Structured figure records:
'''

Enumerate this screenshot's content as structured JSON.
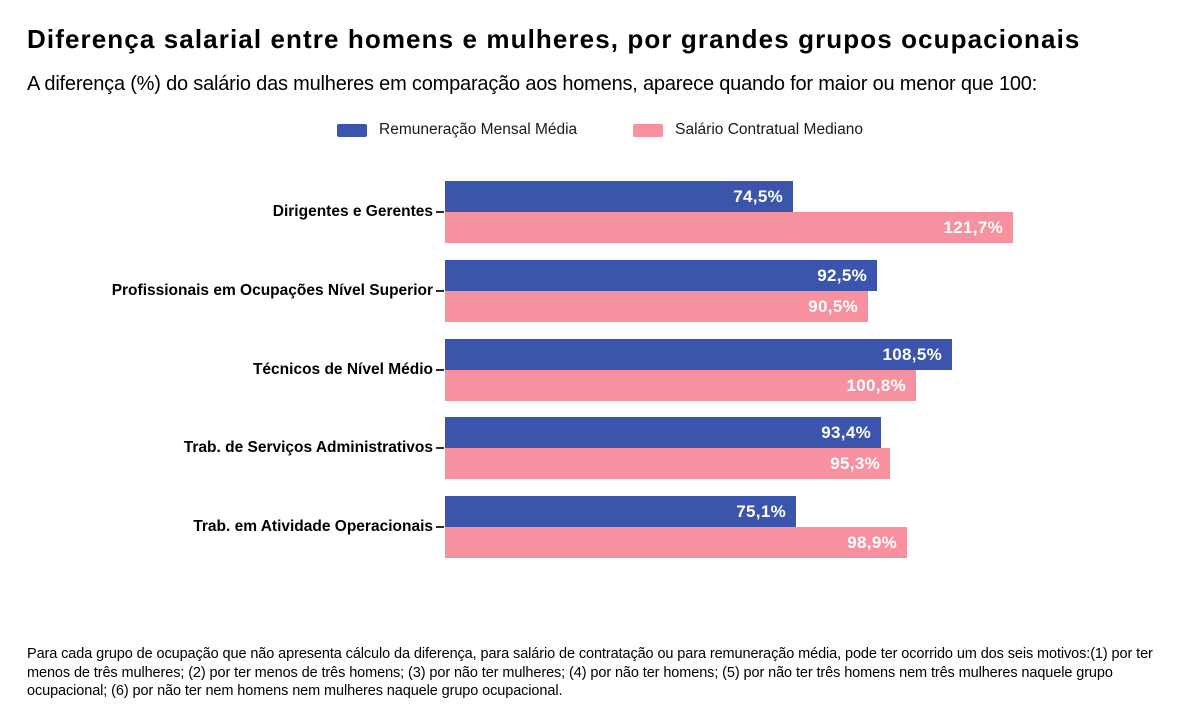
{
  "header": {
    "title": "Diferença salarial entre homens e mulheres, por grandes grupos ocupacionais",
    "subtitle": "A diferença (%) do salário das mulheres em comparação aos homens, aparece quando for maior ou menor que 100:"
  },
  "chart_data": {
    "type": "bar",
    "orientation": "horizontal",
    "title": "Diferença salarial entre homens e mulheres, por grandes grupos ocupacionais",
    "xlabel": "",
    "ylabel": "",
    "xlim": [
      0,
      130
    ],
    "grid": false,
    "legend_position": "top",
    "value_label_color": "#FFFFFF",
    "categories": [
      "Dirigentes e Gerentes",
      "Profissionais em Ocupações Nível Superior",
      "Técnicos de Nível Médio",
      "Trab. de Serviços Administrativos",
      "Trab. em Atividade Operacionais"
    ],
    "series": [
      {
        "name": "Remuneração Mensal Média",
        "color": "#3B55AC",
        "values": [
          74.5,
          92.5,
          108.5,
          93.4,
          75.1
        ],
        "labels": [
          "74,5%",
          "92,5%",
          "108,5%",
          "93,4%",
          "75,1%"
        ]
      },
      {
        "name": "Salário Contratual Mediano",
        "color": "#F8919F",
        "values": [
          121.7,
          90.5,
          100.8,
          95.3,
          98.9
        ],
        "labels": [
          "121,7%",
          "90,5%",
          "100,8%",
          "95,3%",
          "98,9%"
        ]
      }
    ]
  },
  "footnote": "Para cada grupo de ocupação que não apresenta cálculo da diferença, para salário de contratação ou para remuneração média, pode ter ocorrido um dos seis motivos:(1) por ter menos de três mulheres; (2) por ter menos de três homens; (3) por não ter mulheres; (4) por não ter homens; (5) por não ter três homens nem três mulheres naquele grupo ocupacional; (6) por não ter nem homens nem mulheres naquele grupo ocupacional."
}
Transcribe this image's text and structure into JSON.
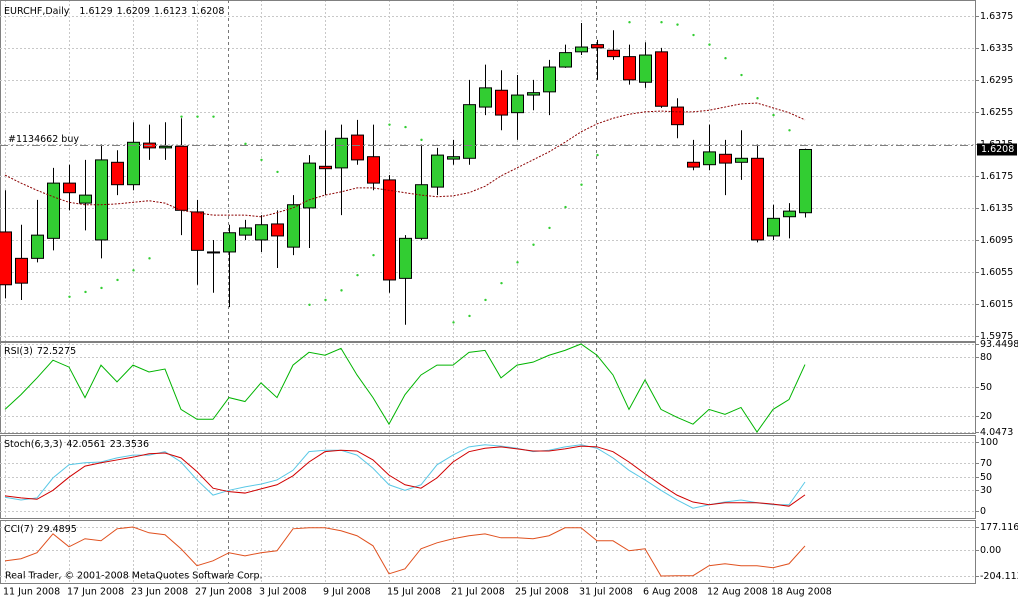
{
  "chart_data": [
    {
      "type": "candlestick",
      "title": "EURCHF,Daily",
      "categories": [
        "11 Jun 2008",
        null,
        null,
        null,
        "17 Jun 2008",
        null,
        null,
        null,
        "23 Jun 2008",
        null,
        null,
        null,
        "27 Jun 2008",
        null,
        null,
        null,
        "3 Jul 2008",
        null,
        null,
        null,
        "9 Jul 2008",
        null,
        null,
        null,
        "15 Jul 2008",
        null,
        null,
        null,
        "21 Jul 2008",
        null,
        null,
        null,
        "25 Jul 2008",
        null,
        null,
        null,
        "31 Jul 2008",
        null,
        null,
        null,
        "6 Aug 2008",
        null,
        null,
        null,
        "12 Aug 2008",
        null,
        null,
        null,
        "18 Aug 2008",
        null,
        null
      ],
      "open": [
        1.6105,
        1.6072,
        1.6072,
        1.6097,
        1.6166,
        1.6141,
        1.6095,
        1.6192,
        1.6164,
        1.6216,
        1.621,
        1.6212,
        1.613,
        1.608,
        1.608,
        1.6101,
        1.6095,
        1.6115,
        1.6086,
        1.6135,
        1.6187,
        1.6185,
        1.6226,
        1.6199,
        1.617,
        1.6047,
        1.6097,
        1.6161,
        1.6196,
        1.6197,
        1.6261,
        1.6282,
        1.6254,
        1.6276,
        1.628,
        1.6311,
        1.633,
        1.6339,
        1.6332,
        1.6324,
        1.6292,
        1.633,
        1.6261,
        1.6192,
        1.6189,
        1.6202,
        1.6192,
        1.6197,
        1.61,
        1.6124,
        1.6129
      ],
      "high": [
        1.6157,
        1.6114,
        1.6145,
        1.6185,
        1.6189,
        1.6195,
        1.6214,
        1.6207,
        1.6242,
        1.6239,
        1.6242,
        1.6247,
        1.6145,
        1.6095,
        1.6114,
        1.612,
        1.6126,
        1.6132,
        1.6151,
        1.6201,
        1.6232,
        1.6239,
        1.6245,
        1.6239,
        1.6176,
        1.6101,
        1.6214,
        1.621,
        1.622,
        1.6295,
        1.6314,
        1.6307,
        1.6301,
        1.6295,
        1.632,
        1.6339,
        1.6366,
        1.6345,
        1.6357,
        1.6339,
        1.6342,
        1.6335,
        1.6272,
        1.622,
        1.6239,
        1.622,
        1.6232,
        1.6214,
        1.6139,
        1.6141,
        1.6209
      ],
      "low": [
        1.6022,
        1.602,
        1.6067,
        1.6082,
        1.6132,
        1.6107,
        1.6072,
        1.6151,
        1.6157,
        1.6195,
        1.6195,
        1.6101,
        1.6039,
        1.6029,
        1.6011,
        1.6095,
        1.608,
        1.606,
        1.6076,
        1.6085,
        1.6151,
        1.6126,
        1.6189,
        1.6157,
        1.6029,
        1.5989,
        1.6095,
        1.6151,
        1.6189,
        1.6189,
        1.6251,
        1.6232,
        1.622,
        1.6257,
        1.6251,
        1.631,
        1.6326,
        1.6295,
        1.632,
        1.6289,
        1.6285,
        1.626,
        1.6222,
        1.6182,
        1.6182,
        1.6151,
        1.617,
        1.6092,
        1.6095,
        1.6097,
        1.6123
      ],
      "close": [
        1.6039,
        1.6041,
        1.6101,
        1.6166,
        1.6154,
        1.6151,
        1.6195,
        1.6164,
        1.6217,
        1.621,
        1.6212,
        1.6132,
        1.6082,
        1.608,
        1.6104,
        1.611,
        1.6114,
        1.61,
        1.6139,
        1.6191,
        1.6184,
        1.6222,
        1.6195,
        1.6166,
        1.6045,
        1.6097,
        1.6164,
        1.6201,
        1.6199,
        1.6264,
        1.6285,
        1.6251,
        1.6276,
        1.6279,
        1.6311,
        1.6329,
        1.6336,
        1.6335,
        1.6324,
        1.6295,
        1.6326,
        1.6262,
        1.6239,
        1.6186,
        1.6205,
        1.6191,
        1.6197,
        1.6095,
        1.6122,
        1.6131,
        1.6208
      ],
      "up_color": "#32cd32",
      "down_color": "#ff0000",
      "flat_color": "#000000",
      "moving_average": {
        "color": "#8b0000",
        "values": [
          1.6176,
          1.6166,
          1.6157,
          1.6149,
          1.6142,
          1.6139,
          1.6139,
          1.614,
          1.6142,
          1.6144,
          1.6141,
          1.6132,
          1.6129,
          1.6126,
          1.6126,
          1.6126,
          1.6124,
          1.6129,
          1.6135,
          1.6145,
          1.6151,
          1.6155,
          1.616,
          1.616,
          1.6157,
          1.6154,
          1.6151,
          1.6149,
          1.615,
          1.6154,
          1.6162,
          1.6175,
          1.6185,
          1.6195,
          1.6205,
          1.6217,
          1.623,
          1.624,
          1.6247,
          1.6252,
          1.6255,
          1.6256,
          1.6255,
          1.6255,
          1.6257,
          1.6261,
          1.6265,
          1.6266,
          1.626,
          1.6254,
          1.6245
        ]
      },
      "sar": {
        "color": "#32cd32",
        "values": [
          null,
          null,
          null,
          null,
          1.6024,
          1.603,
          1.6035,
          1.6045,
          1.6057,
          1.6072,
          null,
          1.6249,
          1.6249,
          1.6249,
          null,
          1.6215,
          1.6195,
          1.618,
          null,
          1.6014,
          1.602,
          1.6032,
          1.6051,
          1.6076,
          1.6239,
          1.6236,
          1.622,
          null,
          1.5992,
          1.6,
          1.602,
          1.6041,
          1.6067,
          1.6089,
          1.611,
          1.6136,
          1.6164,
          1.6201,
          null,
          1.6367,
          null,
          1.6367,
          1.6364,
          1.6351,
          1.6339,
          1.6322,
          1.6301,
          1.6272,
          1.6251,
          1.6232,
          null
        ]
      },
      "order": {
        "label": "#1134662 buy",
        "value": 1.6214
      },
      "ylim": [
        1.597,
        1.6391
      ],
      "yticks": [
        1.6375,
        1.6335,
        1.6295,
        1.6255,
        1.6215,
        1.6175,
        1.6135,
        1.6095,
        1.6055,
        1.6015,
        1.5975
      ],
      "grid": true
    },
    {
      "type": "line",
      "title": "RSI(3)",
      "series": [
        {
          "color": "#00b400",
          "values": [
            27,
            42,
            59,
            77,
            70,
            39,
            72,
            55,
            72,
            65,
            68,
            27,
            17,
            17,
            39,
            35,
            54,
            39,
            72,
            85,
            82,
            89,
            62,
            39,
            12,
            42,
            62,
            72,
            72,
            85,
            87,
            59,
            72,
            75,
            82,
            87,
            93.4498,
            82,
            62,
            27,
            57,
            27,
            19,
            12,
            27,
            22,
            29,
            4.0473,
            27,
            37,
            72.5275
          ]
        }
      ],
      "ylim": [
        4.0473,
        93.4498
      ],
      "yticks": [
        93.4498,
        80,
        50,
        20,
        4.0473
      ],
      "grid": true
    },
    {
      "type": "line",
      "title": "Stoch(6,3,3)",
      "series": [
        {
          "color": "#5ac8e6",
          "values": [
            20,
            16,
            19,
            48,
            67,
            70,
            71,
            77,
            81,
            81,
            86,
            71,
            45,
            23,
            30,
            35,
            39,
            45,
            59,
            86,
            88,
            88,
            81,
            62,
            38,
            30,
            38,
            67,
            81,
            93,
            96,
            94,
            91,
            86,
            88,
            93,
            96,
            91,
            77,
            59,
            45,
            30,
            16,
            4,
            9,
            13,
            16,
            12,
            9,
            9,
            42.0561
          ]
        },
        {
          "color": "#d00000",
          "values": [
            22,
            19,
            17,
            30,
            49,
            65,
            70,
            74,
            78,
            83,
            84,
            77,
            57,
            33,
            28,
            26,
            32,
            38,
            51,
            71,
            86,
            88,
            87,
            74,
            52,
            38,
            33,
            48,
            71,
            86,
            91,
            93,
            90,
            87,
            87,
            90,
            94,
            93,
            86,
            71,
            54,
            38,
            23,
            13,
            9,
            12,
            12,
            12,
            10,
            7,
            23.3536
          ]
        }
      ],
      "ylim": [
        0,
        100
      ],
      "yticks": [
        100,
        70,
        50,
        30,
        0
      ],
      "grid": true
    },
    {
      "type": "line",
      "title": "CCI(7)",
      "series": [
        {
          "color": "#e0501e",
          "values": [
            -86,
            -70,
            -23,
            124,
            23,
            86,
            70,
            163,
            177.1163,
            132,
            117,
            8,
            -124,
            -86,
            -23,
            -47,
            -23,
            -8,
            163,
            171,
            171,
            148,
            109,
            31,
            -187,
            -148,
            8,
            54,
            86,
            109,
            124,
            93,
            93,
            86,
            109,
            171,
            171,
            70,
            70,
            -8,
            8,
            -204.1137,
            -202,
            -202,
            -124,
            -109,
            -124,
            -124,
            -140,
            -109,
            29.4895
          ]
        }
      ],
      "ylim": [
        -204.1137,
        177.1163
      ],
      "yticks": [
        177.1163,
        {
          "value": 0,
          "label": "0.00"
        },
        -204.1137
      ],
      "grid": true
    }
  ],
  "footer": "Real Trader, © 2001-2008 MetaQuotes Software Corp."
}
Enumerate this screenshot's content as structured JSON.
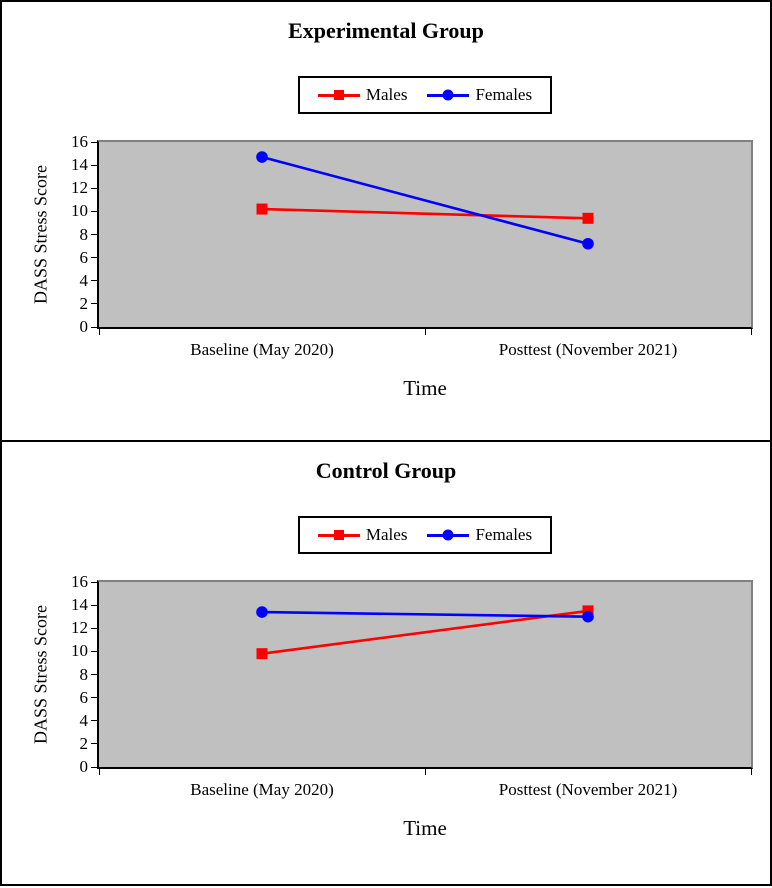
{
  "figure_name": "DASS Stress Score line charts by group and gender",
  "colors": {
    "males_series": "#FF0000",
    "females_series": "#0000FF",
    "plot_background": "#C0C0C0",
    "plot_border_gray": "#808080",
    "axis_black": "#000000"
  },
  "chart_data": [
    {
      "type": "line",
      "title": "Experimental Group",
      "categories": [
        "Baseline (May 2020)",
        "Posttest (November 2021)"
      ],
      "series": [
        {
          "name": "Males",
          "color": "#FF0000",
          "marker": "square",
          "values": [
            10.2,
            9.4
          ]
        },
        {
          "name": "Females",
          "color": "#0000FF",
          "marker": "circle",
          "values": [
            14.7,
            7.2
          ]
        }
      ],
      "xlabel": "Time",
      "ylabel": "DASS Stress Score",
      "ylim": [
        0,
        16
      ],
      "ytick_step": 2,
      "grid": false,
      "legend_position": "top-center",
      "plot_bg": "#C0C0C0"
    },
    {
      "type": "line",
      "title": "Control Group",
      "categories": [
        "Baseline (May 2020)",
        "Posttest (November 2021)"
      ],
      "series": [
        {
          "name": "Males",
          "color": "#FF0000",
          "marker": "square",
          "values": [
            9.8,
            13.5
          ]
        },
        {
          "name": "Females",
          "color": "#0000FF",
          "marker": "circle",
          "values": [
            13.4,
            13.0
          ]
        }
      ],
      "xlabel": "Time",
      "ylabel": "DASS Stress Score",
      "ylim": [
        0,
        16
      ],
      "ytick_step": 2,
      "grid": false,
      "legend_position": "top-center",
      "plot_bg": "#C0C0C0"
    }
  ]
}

'''

→ Short exercise: Copy every line in the records above that contains the word "Trab".

→ Result of this task:
      "Trab. de Serviços Administrativos",
      "Trab. em Atividade Operacionais"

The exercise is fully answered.